======== Data

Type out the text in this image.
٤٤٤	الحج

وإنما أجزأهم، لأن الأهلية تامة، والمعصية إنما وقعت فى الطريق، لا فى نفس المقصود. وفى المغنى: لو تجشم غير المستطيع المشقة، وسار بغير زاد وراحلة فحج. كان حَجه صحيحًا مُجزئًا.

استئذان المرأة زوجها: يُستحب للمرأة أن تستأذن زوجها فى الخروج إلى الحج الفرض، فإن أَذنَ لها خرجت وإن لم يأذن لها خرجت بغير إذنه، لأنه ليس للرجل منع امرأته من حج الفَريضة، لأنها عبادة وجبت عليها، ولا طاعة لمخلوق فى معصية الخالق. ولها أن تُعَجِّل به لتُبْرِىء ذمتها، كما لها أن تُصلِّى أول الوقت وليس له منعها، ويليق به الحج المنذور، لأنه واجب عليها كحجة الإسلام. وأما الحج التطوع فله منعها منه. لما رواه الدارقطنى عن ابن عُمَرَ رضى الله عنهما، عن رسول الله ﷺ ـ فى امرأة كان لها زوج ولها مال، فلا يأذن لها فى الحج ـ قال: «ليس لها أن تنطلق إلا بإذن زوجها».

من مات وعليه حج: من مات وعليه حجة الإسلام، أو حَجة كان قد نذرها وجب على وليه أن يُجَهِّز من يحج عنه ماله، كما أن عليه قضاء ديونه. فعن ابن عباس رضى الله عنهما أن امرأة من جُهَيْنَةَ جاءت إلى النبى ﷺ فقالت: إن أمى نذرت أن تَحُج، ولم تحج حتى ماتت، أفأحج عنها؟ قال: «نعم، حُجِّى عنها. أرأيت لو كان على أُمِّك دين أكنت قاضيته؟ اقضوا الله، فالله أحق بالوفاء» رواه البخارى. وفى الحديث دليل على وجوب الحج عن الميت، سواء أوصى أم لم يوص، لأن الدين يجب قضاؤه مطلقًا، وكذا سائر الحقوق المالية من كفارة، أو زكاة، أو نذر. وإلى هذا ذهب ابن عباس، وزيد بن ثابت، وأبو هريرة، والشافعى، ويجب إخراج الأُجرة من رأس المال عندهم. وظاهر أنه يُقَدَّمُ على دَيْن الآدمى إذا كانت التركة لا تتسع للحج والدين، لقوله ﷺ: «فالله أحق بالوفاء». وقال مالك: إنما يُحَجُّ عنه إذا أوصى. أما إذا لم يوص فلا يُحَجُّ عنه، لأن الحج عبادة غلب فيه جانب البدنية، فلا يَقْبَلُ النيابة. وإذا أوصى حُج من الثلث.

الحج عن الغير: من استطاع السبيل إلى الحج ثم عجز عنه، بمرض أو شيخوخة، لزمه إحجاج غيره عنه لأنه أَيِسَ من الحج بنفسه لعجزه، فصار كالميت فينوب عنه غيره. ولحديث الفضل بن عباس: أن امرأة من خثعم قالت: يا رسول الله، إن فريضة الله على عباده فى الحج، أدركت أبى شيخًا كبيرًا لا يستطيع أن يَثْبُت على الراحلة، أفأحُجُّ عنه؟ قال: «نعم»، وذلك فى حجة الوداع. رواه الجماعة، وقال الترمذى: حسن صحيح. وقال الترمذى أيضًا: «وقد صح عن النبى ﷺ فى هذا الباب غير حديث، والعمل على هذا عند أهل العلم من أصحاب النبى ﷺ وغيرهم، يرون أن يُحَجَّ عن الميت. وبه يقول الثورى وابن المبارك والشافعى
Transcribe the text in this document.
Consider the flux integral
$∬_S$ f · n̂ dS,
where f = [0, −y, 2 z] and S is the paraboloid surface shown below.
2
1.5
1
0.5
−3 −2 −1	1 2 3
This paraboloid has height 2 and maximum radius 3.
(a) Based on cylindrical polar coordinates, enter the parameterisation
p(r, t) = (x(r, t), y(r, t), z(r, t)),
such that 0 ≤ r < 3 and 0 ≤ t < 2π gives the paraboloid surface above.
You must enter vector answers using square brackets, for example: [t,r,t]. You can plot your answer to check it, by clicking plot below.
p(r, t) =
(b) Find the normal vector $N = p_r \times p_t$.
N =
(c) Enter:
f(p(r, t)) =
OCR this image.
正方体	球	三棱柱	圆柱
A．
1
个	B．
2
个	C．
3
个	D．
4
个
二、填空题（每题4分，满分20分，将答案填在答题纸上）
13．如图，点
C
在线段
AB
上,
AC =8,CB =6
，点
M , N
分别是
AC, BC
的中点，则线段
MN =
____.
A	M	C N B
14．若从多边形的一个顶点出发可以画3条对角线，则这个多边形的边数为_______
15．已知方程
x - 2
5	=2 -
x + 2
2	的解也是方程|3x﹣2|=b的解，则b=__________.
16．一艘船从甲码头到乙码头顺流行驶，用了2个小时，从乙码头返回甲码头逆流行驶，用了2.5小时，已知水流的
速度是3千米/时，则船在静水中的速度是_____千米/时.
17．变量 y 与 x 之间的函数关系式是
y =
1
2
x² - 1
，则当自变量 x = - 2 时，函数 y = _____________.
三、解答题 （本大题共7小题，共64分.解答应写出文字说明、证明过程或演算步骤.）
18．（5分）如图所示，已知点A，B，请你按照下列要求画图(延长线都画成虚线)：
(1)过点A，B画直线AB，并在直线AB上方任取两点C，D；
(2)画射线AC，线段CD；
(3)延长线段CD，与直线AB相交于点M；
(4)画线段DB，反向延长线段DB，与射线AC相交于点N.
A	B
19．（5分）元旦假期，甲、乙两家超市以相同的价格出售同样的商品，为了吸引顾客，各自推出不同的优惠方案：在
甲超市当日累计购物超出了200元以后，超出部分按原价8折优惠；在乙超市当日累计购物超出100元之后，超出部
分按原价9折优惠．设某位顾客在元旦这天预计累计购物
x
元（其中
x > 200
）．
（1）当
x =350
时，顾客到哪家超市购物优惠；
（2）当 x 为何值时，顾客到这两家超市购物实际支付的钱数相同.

================

For this exercise, gather every line of the data that contains the word "صحيح".

وإنما أجزأهم، لأن الأهلية تامة، والمعصية إنما وقعت فى الطريق، لا فى نفس المقصود. وفى المغنى: لو تجشم غير المستطيع المشقة، وسار بغير زاد وراحلة فحج. كان حَجه صحيحًا مُجزئًا.
الحج عن الغير: من استطاع السبيل إلى الحج ثم عجز عنه، بمرض أو شيخوخة، لزمه إحجاج غيره عنه لأنه أَيِسَ من الحج بنفسه لعجزه، فصار كالميت فينوب عنه غيره. ولحديث الفضل بن عباس: أن امرأة من خثعم قالت: يا رسول الله، إن فريضة الله على عباده فى الحج، أدركت أبى شيخًا كبيرًا لا يستطيع أن يَثْبُت على الراحلة، أفأحُجُّ عنه؟ قال: «نعم»، وذلك فى حجة الوداع. رواه الجماعة، وقال الترمذى: حسن صحيح. وقال الترمذى أيضًا: «وقد صح عن النبى ﷺ فى هذا الباب غير حديث، والعمل على هذا عند أهل العلم من أصحاب النبى ﷺ وغيرهم، يرون أن يُحَجَّ عن الميت. وبه يقول الثورى وابن المبارك والشافعى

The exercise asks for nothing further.